:: EXERCISE ::
Repeat all the records exactly, omitting pictures.

>>>>

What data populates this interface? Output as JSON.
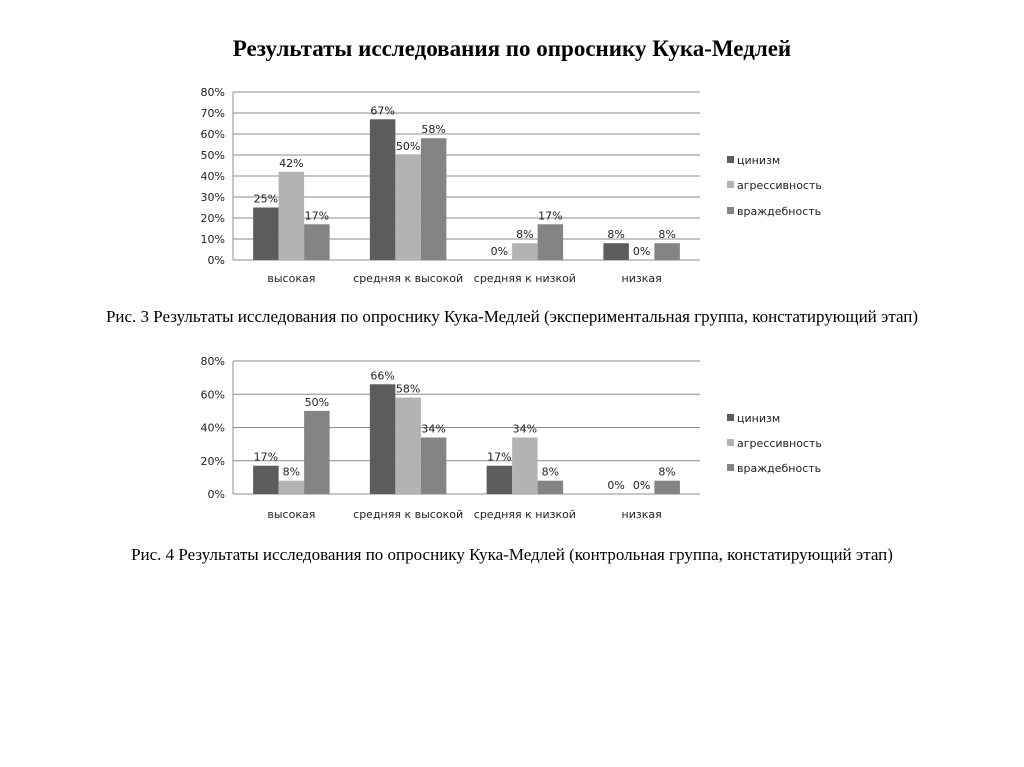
{
  "page_title": "Результаты исследования по опроснику Кука-Медлей",
  "colors": {
    "цинизм": "#5c5c5c",
    "агрессивность": "#b3b3b3",
    "враждебность": "#848484"
  },
  "chart_data": [
    {
      "type": "bar",
      "caption": "Рис. 3 Результаты исследования по опроснику Кука-Медлей (экспериментальная группа, констатирующий этап)",
      "categories": [
        "высокая",
        "средняя к высокой",
        "средняя к низкой",
        "низкая"
      ],
      "series": [
        {
          "name": "цинизм",
          "values": [
            25,
            67,
            0,
            8
          ]
        },
        {
          "name": "агрессивность",
          "values": [
            42,
            50,
            8,
            0
          ]
        },
        {
          "name": "враждебность",
          "values": [
            17,
            58,
            17,
            8
          ]
        }
      ],
      "ylim": [
        0,
        80
      ],
      "yticks": [
        "0%",
        "10%",
        "20%",
        "30%",
        "40%",
        "50%",
        "60%",
        "70%",
        "80%"
      ],
      "grid": true,
      "legend": "right",
      "data_labels": true
    },
    {
      "type": "bar",
      "caption": "Рис. 4 Результаты исследования по опроснику Кука-Медлей (контрольная группа, констатирующий этап)",
      "categories": [
        "высокая",
        "средняя к высокой",
        "средняя к низкой",
        "низкая"
      ],
      "series": [
        {
          "name": "цинизм",
          "values": [
            17,
            66,
            17,
            0
          ]
        },
        {
          "name": "агрессивность",
          "values": [
            8,
            58,
            34,
            0
          ]
        },
        {
          "name": "враждебность",
          "values": [
            50,
            34,
            8,
            8
          ]
        }
      ],
      "ylim": [
        0,
        80
      ],
      "yticks": [
        "0%",
        "20%",
        "40%",
        "60%",
        "80%"
      ],
      "grid": true,
      "legend": "right",
      "data_labels": true
    }
  ]
}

<<<<

:: RESPONSE TO THIS EXERCISE ::
What data populates this interface? Output as JSON.
{
  "page_title": "Результаты исследования по опроснику Кука-Медлей",
  "colors": {
    "цинизм": "#5c5c5c",
    "агрессивность": "#b3b3b3",
    "враждебность": "#848484"
  },
  "chart_data": [
    {
      "type": "bar",
      "caption": "Рис. 3 Результаты исследования по опроснику Кука-Медлей (экспериментальная группа, констатирующий этап)",
      "categories": [
        "высокая",
        "средняя к высокой",
        "средняя к низкой",
        "низкая"
      ],
      "series": [
        {
          "name": "цинизм",
          "values": [
            25,
            67,
            0,
            8
          ]
        },
        {
          "name": "агрессивность",
          "values": [
            42,
            50,
            8,
            0
          ]
        },
        {
          "name": "враждебность",
          "values": [
            17,
            58,
            17,
            8
          ]
        }
      ],
      "ylim": [
        0,
        80
      ],
      "yticks": [
        "0%",
        "10%",
        "20%",
        "30%",
        "40%",
        "50%",
        "60%",
        "70%",
        "80%"
      ],
      "grid": true,
      "legend": "right",
      "data_labels": true
    },
    {
      "type": "bar",
      "caption": "Рис. 4 Результаты исследования по опроснику Кука-Медлей (контрольная группа, констатирующий этап)",
      "categories": [
        "высокая",
        "средняя к высокой",
        "средняя к низкой",
        "низкая"
      ],
      "series": [
        {
          "name": "цинизм",
          "values": [
            17,
            66,
            17,
            0
          ]
        },
        {
          "name": "агрессивность",
          "values": [
            8,
            58,
            34,
            0
          ]
        },
        {
          "name": "враждебность",
          "values": [
            50,
            34,
            8,
            8
          ]
        }
      ],
      "ylim": [
        0,
        80
      ],
      "yticks": [
        "0%",
        "20%",
        "40%",
        "60%",
        "80%"
      ],
      "grid": true,
      "legend": "right",
      "data_labels": true
    }
  ]
}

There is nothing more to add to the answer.